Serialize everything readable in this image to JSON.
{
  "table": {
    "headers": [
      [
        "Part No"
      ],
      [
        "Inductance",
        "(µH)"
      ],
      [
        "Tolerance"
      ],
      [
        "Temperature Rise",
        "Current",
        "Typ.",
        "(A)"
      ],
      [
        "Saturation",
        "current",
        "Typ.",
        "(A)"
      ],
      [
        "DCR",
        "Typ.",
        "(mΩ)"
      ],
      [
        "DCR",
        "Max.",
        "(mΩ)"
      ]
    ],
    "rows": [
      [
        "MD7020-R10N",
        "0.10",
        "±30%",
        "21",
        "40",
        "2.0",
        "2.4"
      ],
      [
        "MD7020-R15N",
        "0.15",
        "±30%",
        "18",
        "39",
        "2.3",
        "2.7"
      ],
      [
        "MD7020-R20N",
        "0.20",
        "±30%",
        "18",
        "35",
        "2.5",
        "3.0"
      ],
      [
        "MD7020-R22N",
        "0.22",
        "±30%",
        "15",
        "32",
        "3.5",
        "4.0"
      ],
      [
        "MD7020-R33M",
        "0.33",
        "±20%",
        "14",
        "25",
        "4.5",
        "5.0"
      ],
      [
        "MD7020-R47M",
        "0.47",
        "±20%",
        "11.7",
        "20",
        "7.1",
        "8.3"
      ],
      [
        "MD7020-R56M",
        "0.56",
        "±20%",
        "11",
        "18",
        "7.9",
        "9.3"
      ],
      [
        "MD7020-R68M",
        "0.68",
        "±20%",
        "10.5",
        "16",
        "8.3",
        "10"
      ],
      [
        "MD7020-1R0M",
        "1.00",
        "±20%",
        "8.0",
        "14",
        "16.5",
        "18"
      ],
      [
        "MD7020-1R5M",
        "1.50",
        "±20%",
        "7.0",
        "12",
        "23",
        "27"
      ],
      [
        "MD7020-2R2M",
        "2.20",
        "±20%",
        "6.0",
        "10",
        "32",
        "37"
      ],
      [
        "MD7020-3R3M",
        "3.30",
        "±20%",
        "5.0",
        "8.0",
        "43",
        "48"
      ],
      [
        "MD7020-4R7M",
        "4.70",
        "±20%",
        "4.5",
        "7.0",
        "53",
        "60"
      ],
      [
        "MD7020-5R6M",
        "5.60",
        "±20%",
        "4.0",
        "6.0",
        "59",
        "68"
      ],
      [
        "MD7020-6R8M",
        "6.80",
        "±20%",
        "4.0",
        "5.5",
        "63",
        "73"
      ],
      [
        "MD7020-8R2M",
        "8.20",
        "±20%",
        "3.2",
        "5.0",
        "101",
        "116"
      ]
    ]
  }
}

:: EXERCISE ::
Quote all the records exactly, please, leaving none out.

:: SOLUTION ::
Serialize everything readable in this image to JSON.
{
  "table": {
    "headers": [
      [
        "Part No"
      ],
      [
        "Inductance",
        "(µH)"
      ],
      [
        "Tolerance"
      ],
      [
        "Temperature Rise",
        "Current",
        "Typ.",
        "(A)"
      ],
      [
        "Saturation",
        "current",
        "Typ.",
        "(A)"
      ],
      [
        "DCR",
        "Typ.",
        "(mΩ)"
      ],
      [
        "DCR",
        "Max.",
        "(mΩ)"
      ]
    ],
    "rows": [
      [
        "MD7020-R10N",
        "0.10",
        "±30%",
        "21",
        "40",
        "2.0",
        "2.4"
      ],
      [
        "MD7020-R15N",
        "0.15",
        "±30%",
        "18",
        "39",
        "2.3",
        "2.7"
      ],
      [
        "MD7020-R20N",
        "0.20",
        "±30%",
        "18",
        "35",
        "2.5",
        "3.0"
      ],
      [
        "MD7020-R22N",
        "0.22",
        "±30%",
        "15",
        "32",
        "3.5",
        "4.0"
      ],
      [
        "MD7020-R33M",
        "0.33",
        "±20%",
        "14",
        "25",
        "4.5",
        "5.0"
      ],
      [
        "MD7020-R47M",
        "0.47",
        "±20%",
        "11.7",
        "20",
        "7.1",
        "8.3"
      ],
      [
        "MD7020-R56M",
        "0.56",
        "±20%",
        "11",
        "18",
        "7.9",
        "9.3"
      ],
      [
        "MD7020-R68M",
        "0.68",
        "±20%",
        "10.5",
        "16",
        "8.3",
        "10"
      ],
      [
        "MD7020-1R0M",
        "1.00",
        "±20%",
        "8.0",
        "14",
        "16.5",
        "18"
      ],
      [
        "MD7020-1R5M",
        "1.50",
        "±20%",
        "7.0",
        "12",
        "23",
        "27"
      ],
      [
        "MD7020-2R2M",
        "2.20",
        "±20%",
        "6.0",
        "10",
        "32",
        "37"
      ],
      [
        "MD7020-3R3M",
        "3.30",
        "±20%",
        "5.0",
        "8.0",
        "43",
        "48"
      ],
      [
        "MD7020-4R7M",
        "4.70",
        "±20%",
        "4.5",
        "7.0",
        "53",
        "60"
      ],
      [
        "MD7020-5R6M",
        "5.60",
        "±20%",
        "4.0",
        "6.0",
        "59",
        "68"
      ],
      [
        "MD7020-6R8M",
        "6.80",
        "±20%",
        "4.0",
        "5.5",
        "63",
        "73"
      ],
      [
        "MD7020-8R2M",
        "8.20",
        "±20%",
        "3.2",
        "5.0",
        "101",
        "116"
      ]
    ]
  }
}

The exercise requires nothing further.